## REQUIRED TASK
Answer with one number only: the number of lines that contain "xlabel".

(Records)
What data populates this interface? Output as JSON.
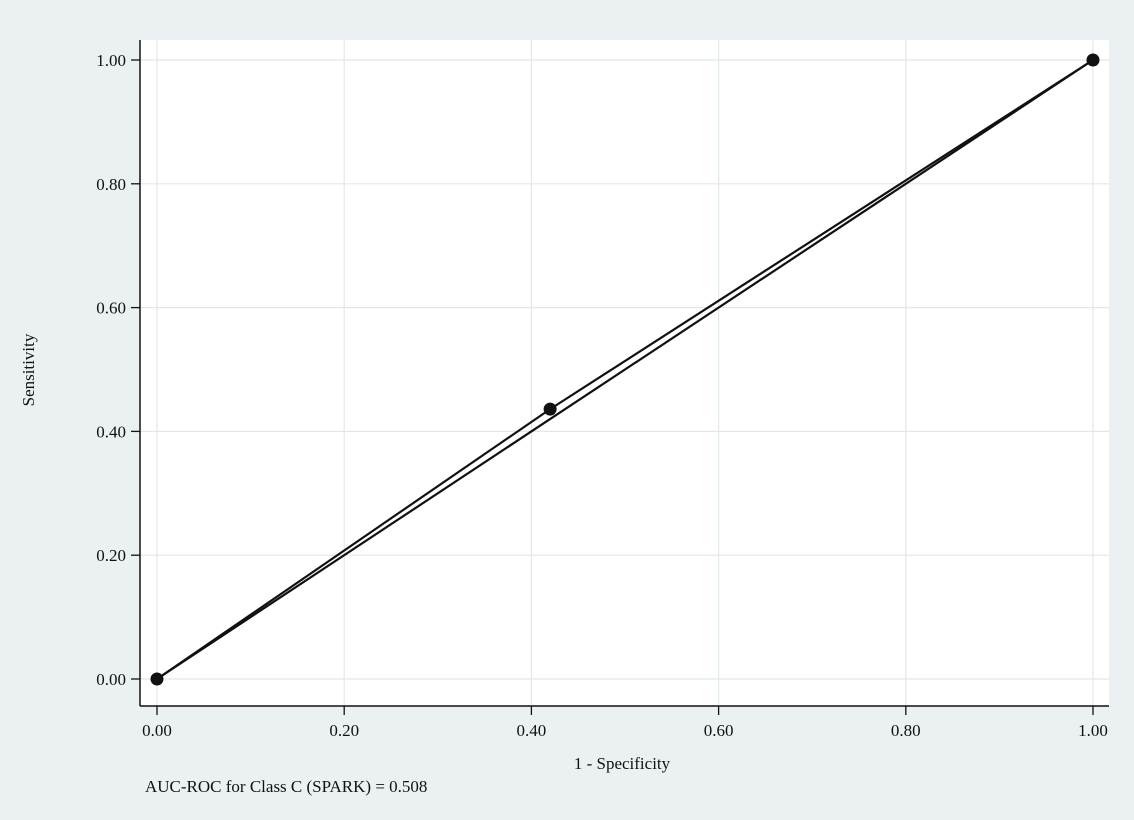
{
  "chart_data": {
    "type": "line",
    "xlabel": "1 - Specificity",
    "ylabel": "Sensitivity",
    "xlim": [
      0,
      1
    ],
    "ylim": [
      0,
      1
    ],
    "xticks": [
      0,
      0.2,
      0.4,
      0.6,
      0.8,
      1.0
    ],
    "yticks": [
      0,
      0.2,
      0.4,
      0.6,
      0.8,
      1.0
    ],
    "x_tick_labels": [
      "0.00",
      "0.20",
      "0.40",
      "0.60",
      "0.80",
      "1.00"
    ],
    "y_tick_labels": [
      "0.00",
      "0.20",
      "0.40",
      "0.60",
      "0.80",
      "1.00"
    ],
    "grid": true,
    "series": [
      {
        "x": [
          0.0,
          0.42,
          1.0
        ],
        "y": [
          0.0,
          0.436,
          1.0
        ],
        "markers": true
      },
      {
        "x": [
          0.0,
          1.0
        ],
        "y": [
          0.0,
          1.0
        ],
        "markers": false
      }
    ],
    "note": "AUC-ROC for Class C (SPARK) = 0.508"
  },
  "colors": {
    "outer_background": "#ebf0f3",
    "plot_background": "#ffffff",
    "grid": "#e1e8ec",
    "line": "#111111"
  }
}
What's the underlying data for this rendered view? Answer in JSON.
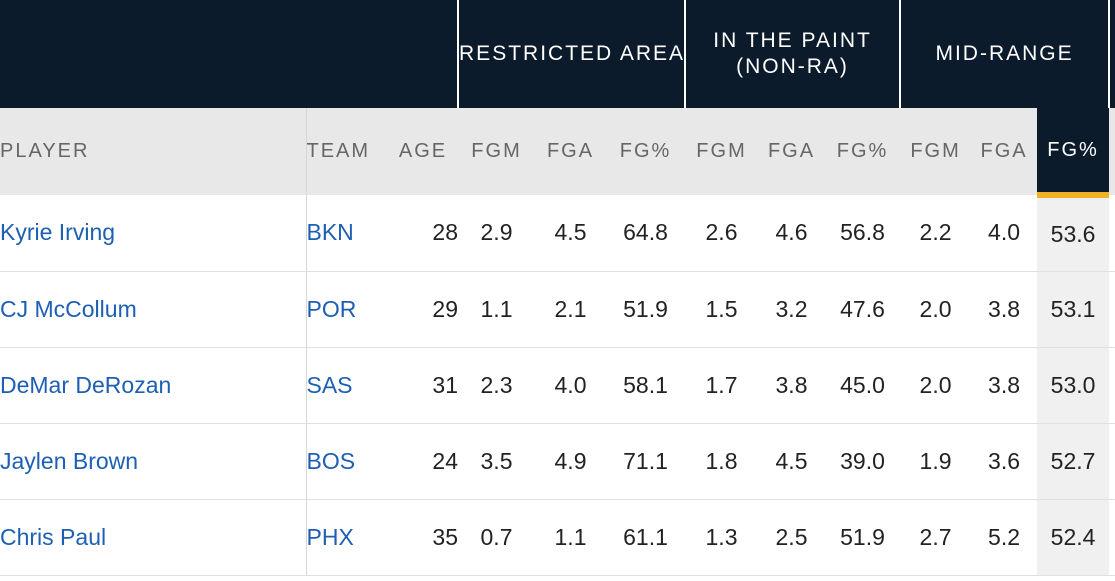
{
  "group_headers": {
    "restricted_area": "RESTRICTED AREA",
    "in_the_paint_line1": "IN THE PAINT",
    "in_the_paint_line2": "(NON-RA)",
    "mid_range": "MID-RANGE"
  },
  "columns": {
    "player": "PLAYER",
    "team": "TEAM",
    "age": "AGE",
    "fgm": "FGM",
    "fga": "FGA",
    "fg_pct": "FG%"
  },
  "sorted_column": "mid_range.fg_pct",
  "colors": {
    "header_bg": "#0c1b2c",
    "sort_accent": "#f0b323",
    "link": "#1d5fb4"
  },
  "rows": [
    {
      "player": "Kyrie Irving",
      "team": "BKN",
      "age": "28",
      "ra_fgm": "2.9",
      "ra_fga": "4.5",
      "ra_pct": "64.8",
      "pt_fgm": "2.6",
      "pt_fga": "4.6",
      "pt_pct": "56.8",
      "mr_fgm": "2.2",
      "mr_fga": "4.0",
      "mr_pct": "53.6"
    },
    {
      "player": "CJ McCollum",
      "team": "POR",
      "age": "29",
      "ra_fgm": "1.1",
      "ra_fga": "2.1",
      "ra_pct": "51.9",
      "pt_fgm": "1.5",
      "pt_fga": "3.2",
      "pt_pct": "47.6",
      "mr_fgm": "2.0",
      "mr_fga": "3.8",
      "mr_pct": "53.1"
    },
    {
      "player": "DeMar DeRozan",
      "team": "SAS",
      "age": "31",
      "ra_fgm": "2.3",
      "ra_fga": "4.0",
      "ra_pct": "58.1",
      "pt_fgm": "1.7",
      "pt_fga": "3.8",
      "pt_pct": "45.0",
      "mr_fgm": "2.0",
      "mr_fga": "3.8",
      "mr_pct": "53.0"
    },
    {
      "player": "Jaylen Brown",
      "team": "BOS",
      "age": "24",
      "ra_fgm": "3.5",
      "ra_fga": "4.9",
      "ra_pct": "71.1",
      "pt_fgm": "1.8",
      "pt_fga": "4.5",
      "pt_pct": "39.0",
      "mr_fgm": "1.9",
      "mr_fga": "3.6",
      "mr_pct": "52.7"
    },
    {
      "player": "Chris Paul",
      "team": "PHX",
      "age": "35",
      "ra_fgm": "0.7",
      "ra_fga": "1.1",
      "ra_pct": "61.1",
      "pt_fgm": "1.3",
      "pt_fga": "2.5",
      "pt_pct": "51.9",
      "mr_fgm": "2.7",
      "mr_fga": "5.2",
      "mr_pct": "52.4"
    }
  ]
}
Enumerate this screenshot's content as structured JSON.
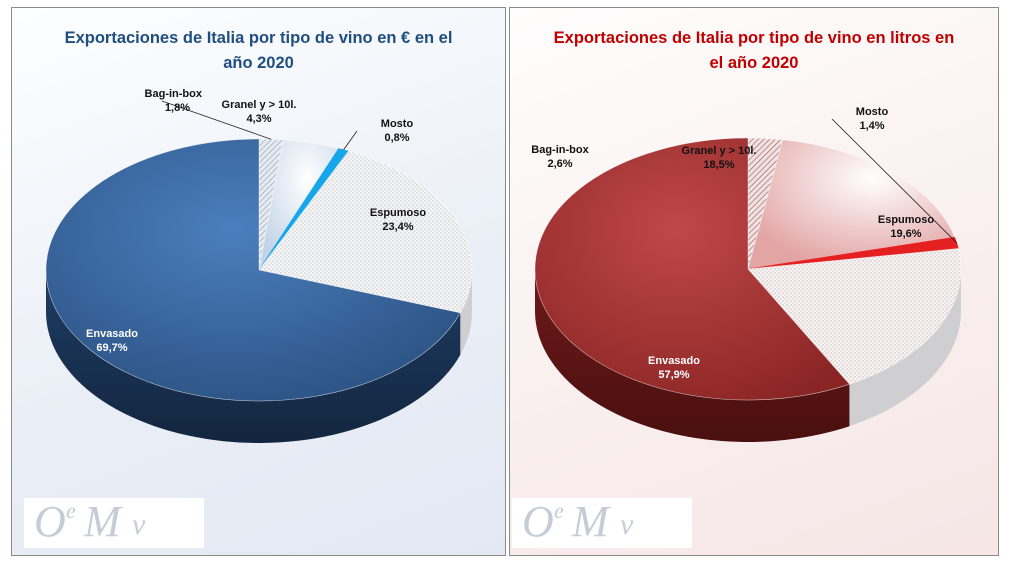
{
  "chart_data": [
    {
      "type": "pie",
      "title": "Exportaciones de Italia por tipo de vino en € en el año 2020",
      "slices": [
        {
          "label": "Bag-in-box",
          "value": 1.8,
          "value_label": "1,8%",
          "color": "#c5cfdc",
          "pattern": "hatch"
        },
        {
          "label": "Granel y > 10l.",
          "value": 4.3,
          "value_label": "4,3%",
          "color": "#d9e3f0",
          "pattern": "glow"
        },
        {
          "label": "Mosto",
          "value": 0.8,
          "value_label": "0,8%",
          "color": "#17a6ea",
          "pattern": "solid"
        },
        {
          "label": "Espumoso",
          "value": 23.4,
          "value_label": "23,4%",
          "color": "#f0f0f0",
          "pattern": "dots"
        },
        {
          "label": "Envasado",
          "value": 69.7,
          "value_label": "69,7%",
          "color": "#3c6ba5",
          "pattern": "gradient"
        }
      ]
    },
    {
      "type": "pie",
      "title": "Exportaciones de Italia por tipo de vino en litros en el año 2020",
      "slices": [
        {
          "label": "Bag-in-box",
          "value": 2.6,
          "value_label": "2,6%",
          "color": "#e5b5b5",
          "pattern": "hatch"
        },
        {
          "label": "Granel y > 10l.",
          "value": 18.5,
          "value_label": "18,5%",
          "color": "#f1c4c4",
          "pattern": "glow"
        },
        {
          "label": "Mosto",
          "value": 1.4,
          "value_label": "1,4%",
          "color": "#e52020",
          "pattern": "solid"
        },
        {
          "label": "Espumoso",
          "value": 19.6,
          "value_label": "19,6%",
          "color": "#f3ecec",
          "pattern": "dots"
        },
        {
          "label": "Envasado",
          "value": 57.9,
          "value_label": "57,9%",
          "color": "#a33232",
          "pattern": "gradient"
        }
      ]
    }
  ],
  "logo": {
    "text": "OeMv"
  }
}
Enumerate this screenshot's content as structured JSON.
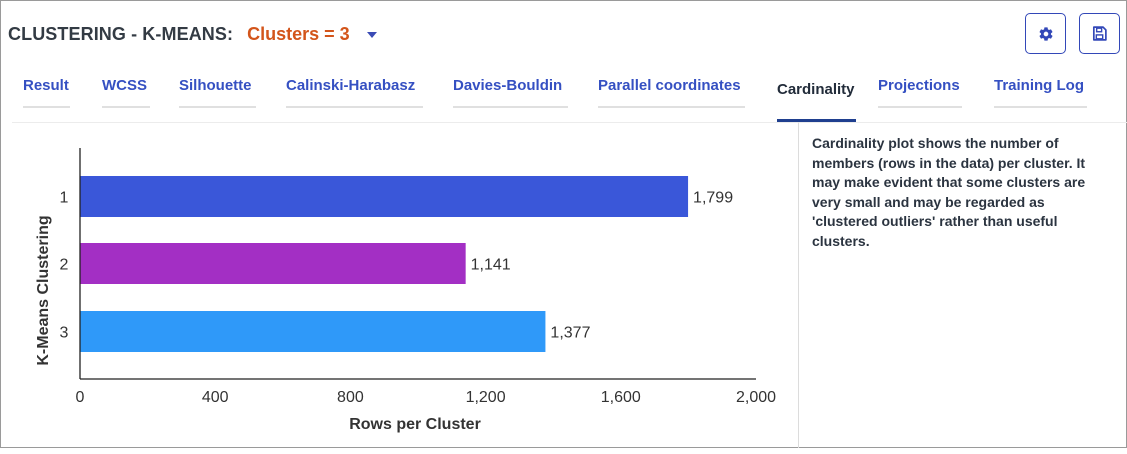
{
  "header": {
    "title": "CLUSTERING - K-MEANS:",
    "clusters_label": "Clusters = 3"
  },
  "toolbar": {
    "settings_icon": "gear-icon",
    "save_icon": "floppy-disk-icon"
  },
  "tabs": [
    {
      "label": "Result",
      "active": false
    },
    {
      "label": "WCSS",
      "active": false
    },
    {
      "label": "Silhouette",
      "active": false
    },
    {
      "label": "Calinski-Harabasz",
      "active": false
    },
    {
      "label": "Davies-Bouldin",
      "active": false
    },
    {
      "label": "Parallel coordinates",
      "active": false
    },
    {
      "label": "Cardinality",
      "active": true
    },
    {
      "label": "Projections",
      "active": false
    },
    {
      "label": "Training Log",
      "active": false
    }
  ],
  "description": "Cardinality plot shows the number of members (rows in the data) per cluster. It may make evident that some clusters are very small and may be regarded as 'clustered outliers' rather than useful clusters.",
  "colors": {
    "accent": "#3550c2",
    "clusters_label": "#d3551b"
  },
  "chart_data": {
    "type": "bar",
    "orientation": "horizontal",
    "categories": [
      "1",
      "2",
      "3"
    ],
    "values": [
      1799,
      1141,
      1377
    ],
    "value_labels": [
      "1,799",
      "1,141",
      "1,377"
    ],
    "colors": [
      "#3a57d9",
      "#a32fc4",
      "#2f99f9"
    ],
    "xlabel": "Rows per Cluster",
    "ylabel": "K-Means Clustering",
    "xlim": [
      0,
      2000
    ],
    "xticks": [
      0,
      400,
      800,
      1200,
      1600,
      2000
    ],
    "xtick_labels": [
      "0",
      "400",
      "800",
      "1,200",
      "1,600",
      "2,000"
    ],
    "grid": false
  }
}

## SOLVED EXERCISE
2